--- start of STORED RECORDS ---

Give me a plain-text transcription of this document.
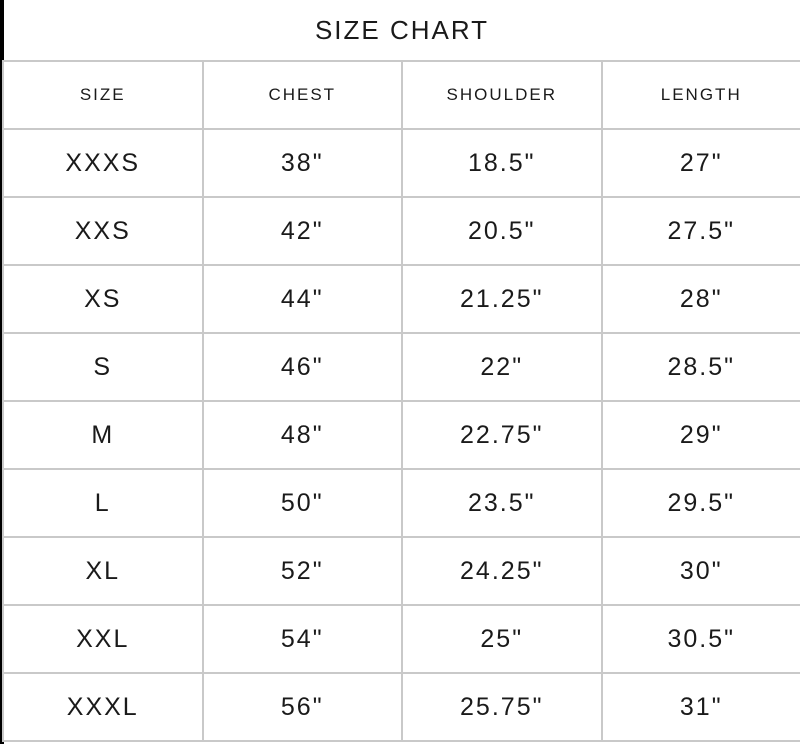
SIZE CHART
SIZE	CHEST	SHOULDER	LENGTH
XXXS	38"	18.5"	27"
XXS	42"	20.5"	27.5"
XS	44"	21.25"	28"
S	46"	22"	28.5"
M	48"	22.75"	29"
L	50"	23.5"	29.5"
XL	52"	24.25"	30"
XXL	54"	25"	30.5"
XXXL	56"	25.75"	31"
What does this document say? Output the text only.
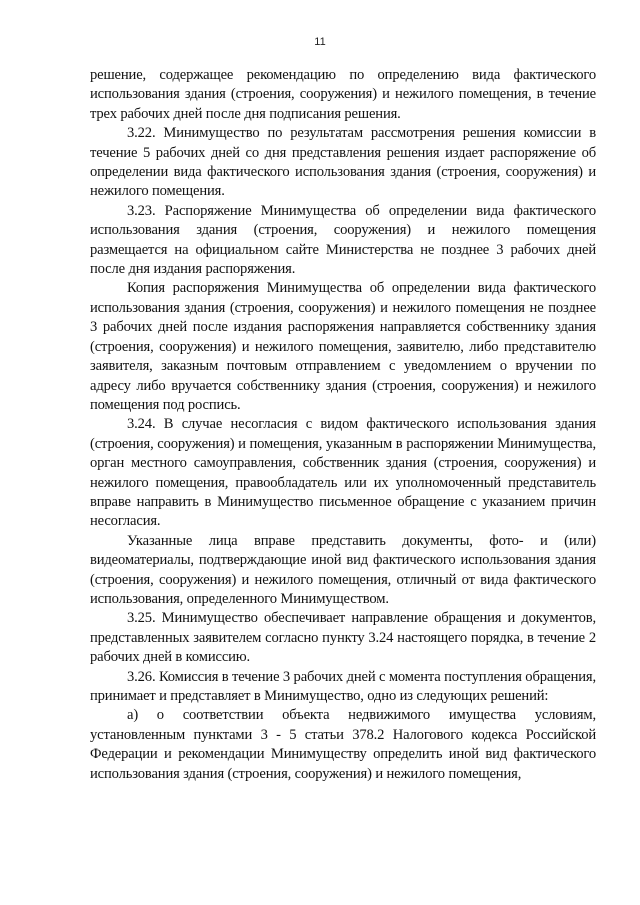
11

решение, содержащее рекомендацию по определению вида фактического использования здания (строения, сооружения) и нежилого помещения, в течение трех рабочих дней после дня подписания решения.

3.22. Минимущество по результатам рассмотрения решения комиссии в течение 5 рабочих дней со дня представления решения издает распоряжение об определении вида фактического использования здания (строения, сооружения) и нежилого помещения.

3.23. Распоряжение Минимущества об определении вида фактического использования здания (строения, сооружения) и нежилого помещения размещается на официальном сайте Министерства не позднее 3 рабочих дней после дня издания распоряжения.

Копия распоряжения Минимущества об определении вида фактического использования здания (строения, сооружения) и нежилого помещения не позднее 3 рабочих дней после издания распоряжения направляется собственнику здания (строения, сооружения) и нежилого помещения, заявителю, либо представителю заявителя, заказным почтовым отправлением с уведомлением о вручении по адресу либо вручается собственнику здания (строения, сооружения) и нежилого помещения под роспись.

3.24. В случае несогласия с видом фактического использования здания (строения, сооружения) и помещения, указанным в распоряжении Минимущества, орган местного самоуправления, собственник здания (строения, сооружения) и нежилого помещения, правообладатель или их уполномоченный представитель вправе направить в Минимущество письменное обращение с указанием причин несогласия.

Указанные лица вправе представить документы, фото- и (или) видеоматериалы, подтверждающие иной вид фактического использования здания (строения, сооружения) и нежилого помещения, отличный от вида фактического использования, определенного Минимуществом.

3.25. Минимущество обеспечивает направление обращения и документов, представленных заявителем согласно пункту 3.24 настоящего порядка, в течение 2 рабочих дней в комиссию.

3.26. Комиссия в течение 3 рабочих дней с момента поступления обращения, принимает и представляет в Минимущество, одно из следующих решений:

а) о соответствии объекта недвижимого имущества условиям, установленным пунктами 3 - 5 статьи 378.2 Налогового кодекса Российской Федерации и рекомендации Минимуществу определить иной вид фактического использования здания (строения, сооружения) и нежилого помещения,
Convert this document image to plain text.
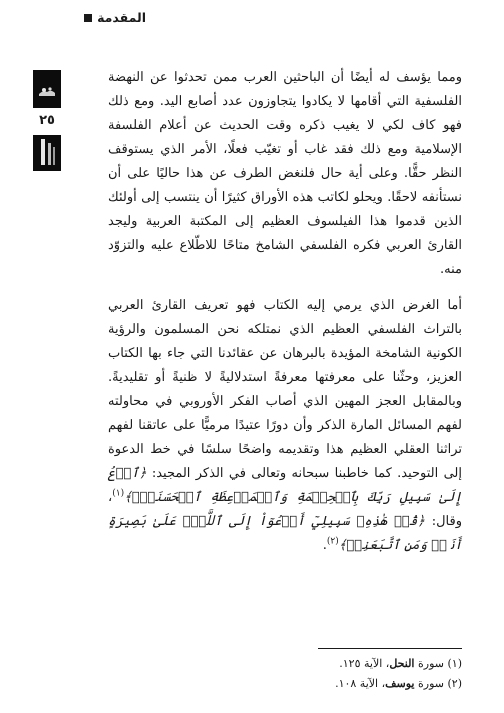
المقدمة
٢٥

ومما يؤسف له أيضًا أن الباحثين العرب ممن تحدثوا عن النهضة الفلسفية التي أقامها لا يكادوا يتجاوزون عدد أصابع اليد. ومع ذلك فهو كاف لكي لا يغيب ذكره وقت الحديث عن أعلام الفلسفة الإسلامية ومع ذلك فقد غاب أو تغيّب فعلًا، الأمر الذي يستوقف النظر حقًّا. وعلى أية حال فلنغض الطرف عن هذا حاليًا على أن نستأنفه لاحقًا. ويحلو لكاتب هذه الأوراق كثيرًا أن ينتسب إلى أولئك الذين قدموا هذا الفيلسوف العظيم إلى المكتبة العربية وليجد القارئ العربي فكره الفلسفي الشامخ متاحًا للاطّلاع عليه والتزوّد منه.

أما الغرض الذي يرمي إليه الكتاب فهو تعريف القارئ العربي بالتراث الفلسفي العظيم الذي نمتلكه نحن المسلمون والرؤية الكونية الشامخة المؤيدة بالبرهان عن عقائدنا التي جاء بها الكتاب العزيز، وحثّنا على معرفتها معرفةً استدلاليةً لا ظنيةً أو تقليديةً. وبالمقابل العجز المهين الذي أصاب الفكر الأوروبي في محاولته لفهم المسائل المارة الذكر وأن دورًا عتيدًا مرميًّا على عاتقنا لفهم تراثنا العقلي العظيم هذا وتقديمه واضحًا سلسًا في خط الدعوة إلى التوحيد. كما خاطبنا سبحانه وتعالى في الذكر المجيد: ﴿ٱدۡعُ إِلَىٰ سَبِيلِ رَبِّكَ بِٱلۡحِكۡمَةِ وَٱلۡمَوۡعِظَةِ ٱلۡحَسَنَةِۖ﴾$^{(١)}$، وقال: ﴿قُلۡ هَٰذِهِۦ سَبِيلِيٓ أَدۡعُوٓاْ إِلَى ٱللَّهِۚ عَلَىٰ بَصِيرَةٍ أَنَا۠ وَمَنِ ٱتَّبَعَنِيۖ﴾$^{(٢)}$.

(١) سورة النحل، الآية ١٢٥.
(٢) سورة يوسف، الآية ١٠٨.
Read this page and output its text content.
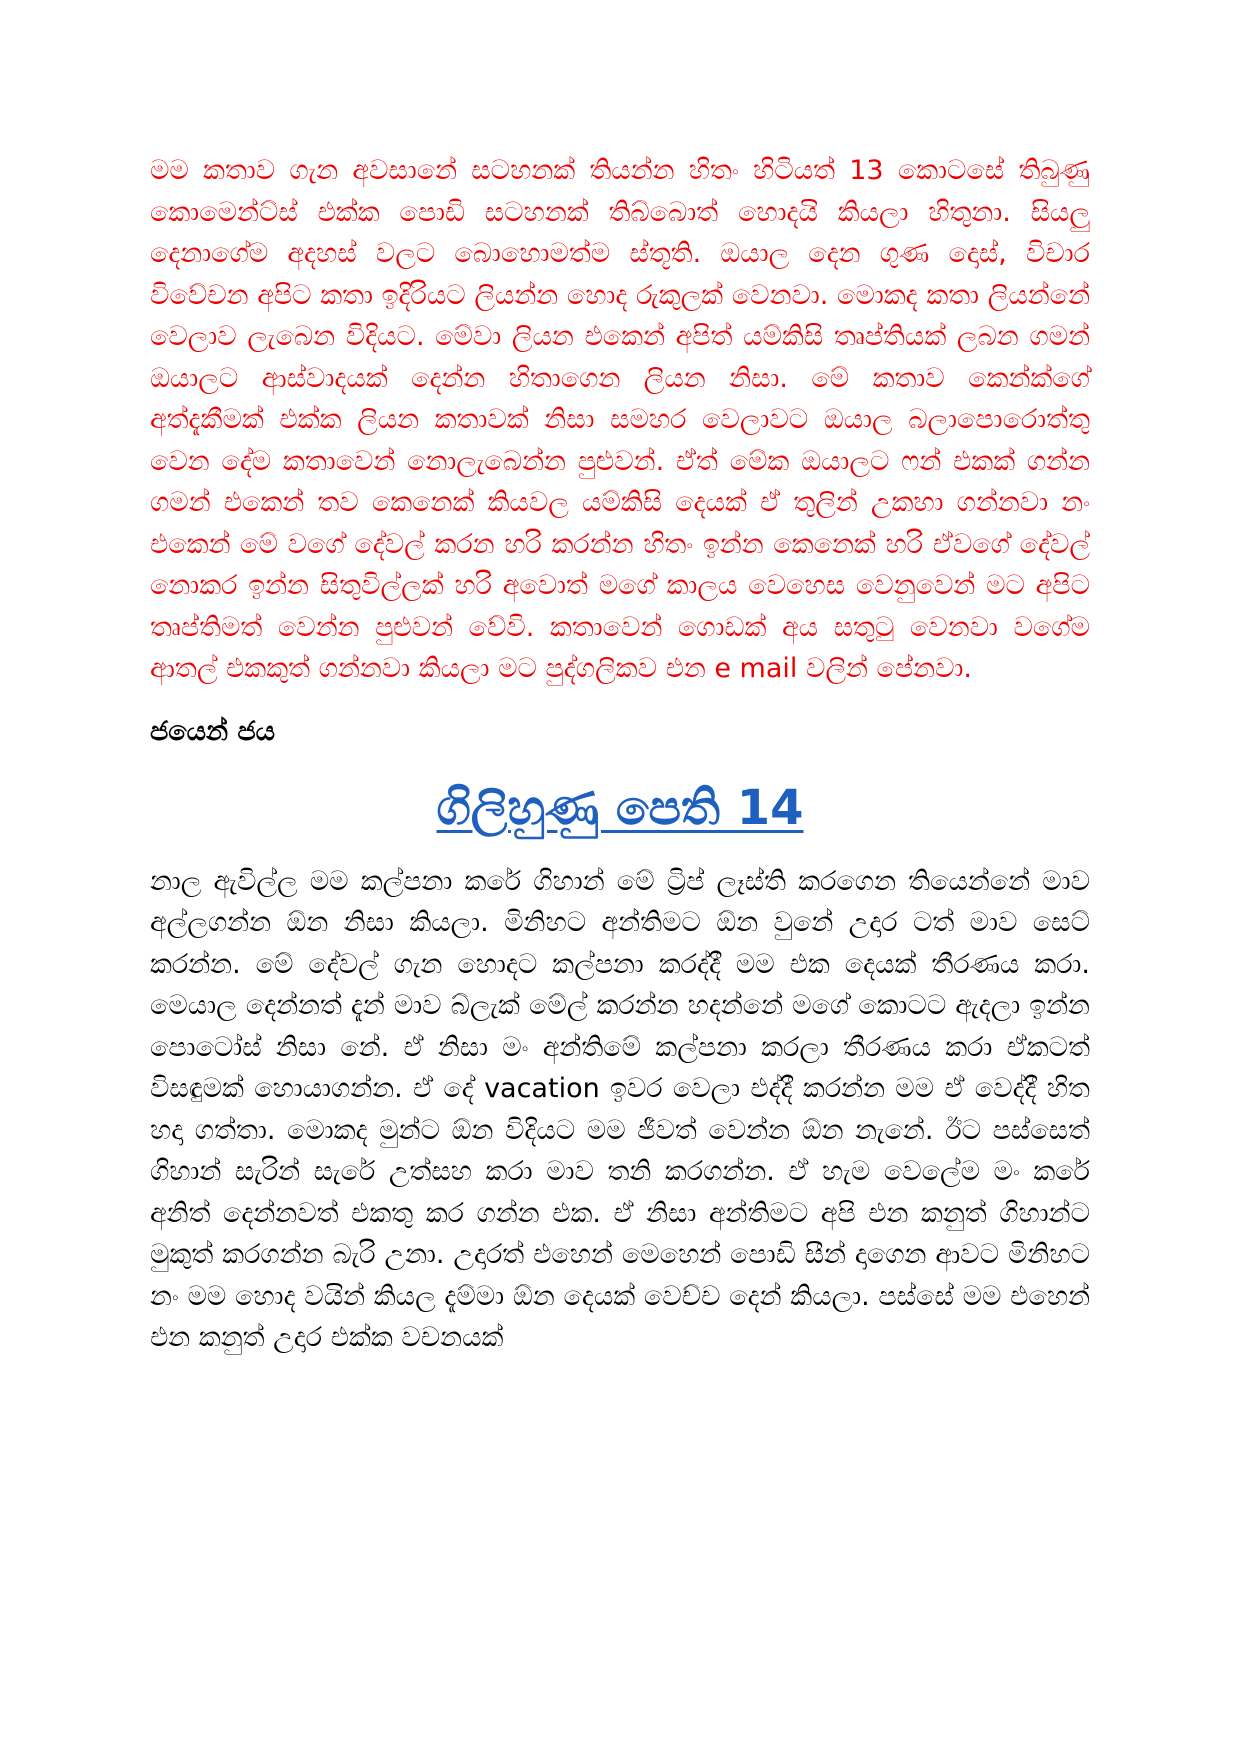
මම කතාව ගැන අවසානේ සටහනක් තියන්න හිතං හිටියත් 13 කොටසේ තිබුණු කොමෙන්ට්ස් එක්ක පොඩි සටහනක් තිබ්බොත් හොදයි කියලා හිතුනා. සියලු දෙනාගේම අදහස් වලට බොහොමත්ම ස්තූති. ඔයාල දෙන ගුණ දොස්, විචාර විවේචන අපිට කතා ඉදිරියට ලියන්න හොද රුකුලක් වෙනවා. මොකද කතා ලියන්නේ වෙලාව ලැබෙන විදියට. මේවා ලියන එකෙන් අපිත් යම්කිසි තෘප්තියක් ලබන ගමන් ඔයාලට ආස්වාදයක් දෙන්න හිතාගෙන ලියන නිසා. මේ කතාව කෙන්ක්ගේ අත්දැකීමක් එක්ක ලියන කතාවක් නිසා සමහර වෙලාවට ඔයාල බලාපොරොත්තු වෙන දේම කතාවෙන් නොලැබෙන්න පුළුවන්. ඒත් මේක ඔයාලට ෆන් එකක් ගන්න ගමන් එකෙන් තව කෙනෙක් කියවල යම්කිසි දෙයක් ඒ තුලින් උකහා ගන්නවා නං එකෙන් මේ වගේ දේවල් කරන හරි කරන්න හිතං ඉන්න කෙනෙක් හරි ඒවගේ දේවල් නොකර ඉන්න සිතුවිල්ලක් හරි අවොත් මගේ කාලය වෙහෙස වෙනුවෙන් මට අපිට තෘප්තිමත් වෙන්න පුළුවන් වේවි. කතාවෙන් ගොඩක් අය සතුටු වෙනවා වගේම ආතල් එකකුත් ගන්නවා කියලා මට පුද්ගලිකව එන e mail වලින් පේනවා.

ජයෙන් ජය

ගිලිහුණු පෙති 14

නාල ඇවිල්ල මම කල්පනා කරේ ගිහාන් මේ ට්‍රිප් ලෑස්ති කරගෙන තියෙන්නේ මාව අල්ලගන්න ඕන නිසා කියලා. මිනිහට අන්තිමට ඕන වුනේ උදාර ටත් මාව සෙට් කරන්න. මේ දේවල් ගැන හොදට කල්පනා කරද්දී මම එක දෙයක් තීරණය කරා. මෙයාල දෙන්නත් දැන් මාව බ්ලැක් මේල් කරන්න හදන්නේ මගේ කොටට ඇදලා ඉන්න පොටෝස් නිසා නේ. ඒ නිසා මං අන්තිමේ කල්පනා කරලා තීරණය කරා ඒකටත් විසඳුමක් හොයාගන්න. ඒ දේ vacation ඉවර වෙලා එද්දී කරන්න මම ඒ වෙද්දී හිත හදා ගත්තා. මොකද මුන්ට ඕන විදියට මම ජීවත් වෙන්න ඕන නැනේ. ඊට පස්සෙත් ගිහාන් සැරින් සැරේ උත්සහ කරා මාව තනි කරගන්න. ඒ හැම වෙලේම මං කරේ අනිත් දෙන්නවත් එකතු කර ගන්න එක. ඒ නිසා අන්තිමට අපි එන කනුත් ගිහාන්ට මුකුත් කරගන්න බැරි උනා. උදාරත් එහෙන් මෙහෙන් පොඩි සීන් දාගෙන ආවට මිනිහට නං මම හොද වයින් කියල දැම්මා ඕන දෙයක් වෙච්ච දෙන් කියලා. පස්සේ මම එහෙන් එන කනුත් උදාර එක්ක වචනයක්
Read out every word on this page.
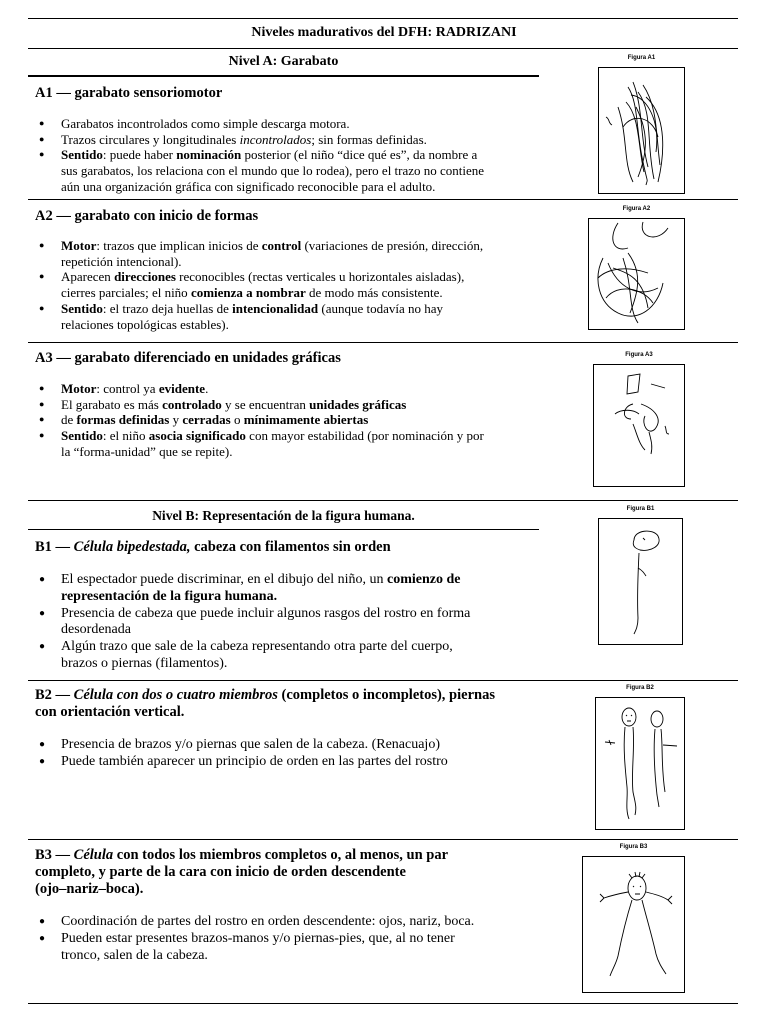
Niveles madurativos del DFH: RADRIZANI
Nivel A: Garabato
Nivel B: Representación de la figura humana.
A1 — garabato sensoriomotor
● Garabatos incontrolados como simple descarga motora.
● Trazos circulares y longitudinales incontrolados; sin formas definidas.
● Sentido: puede haber nominación posterior (el niño “dice qué es”, da nombre a
sus garabatos, los relaciona con el mundo que lo rodea), pero el trazo no contiene
aún una organización gráfica con significado reconocible para el adulto.
A2 — garabato con inicio de formas
● Motor: trazos que implican inicios de control (variaciones de presión, dirección,
repetición intencional).
● Aparecen direcciones reconocibles (rectas verticales u horizontales aisladas),
cierres parciales; el niño comienza a nombrar de modo más consistente.
● Sentido: el trazo deja huellas de intencionalidad (aunque todavía no hay
relaciones topológicas estables).
A3 — garabato diferenciado en unidades gráficas
● Motor: control ya evidente.
● El garabato es más controlado y se encuentran unidades gráficas
● de formas definidas y cerradas o mínimamente abiertas
● Sentido: el niño asocia significado con mayor estabilidad (por nominación y por
la “forma-unidad” que se repite).
B1 — Célula bipedestada, cabeza con filamentos sin orden
● El espectador puede discriminar, en el dibujo del niño, un comienzo de
representación de la figura humana.
● Presencia de cabeza que puede incluir algunos rasgos del rostro en forma
desordenada
● Algún trazo que sale de la cabeza representando otra parte del cuerpo,
brazos o piernas (filamentos).
B2 — Célula con dos o cuatro miembros (completos o incompletos), piernas
con orientación vertical.
● Presencia de brazos y/o piernas que salen de la cabeza. (Renacuajo)
● Puede también aparecer un principio de orden en las partes del rostro
B3 — Célula con todos los miembros completos o, al menos, un par
completo, y parte de la cara con inicio de orden descendente
(ojo–nariz–boca).
● Coordinación de partes del rostro en orden descendente: ojos, nariz, boca.
● Pueden estar presentes brazos-manos y/o piernas-pies, que, al no tener
tronco, salen de la cabeza.
Figura A1
Figura A2
Figura A3
Figura B1
Figura B2
Figura B3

--- end of STORED RECORDS ---

* [WHAT YOU HAVE TO DO] Search the listing for the word "Read" and return each line that holds it.

* [EXERCISE ANSWER]
Read this page and output its text content.
Read out every word on this page.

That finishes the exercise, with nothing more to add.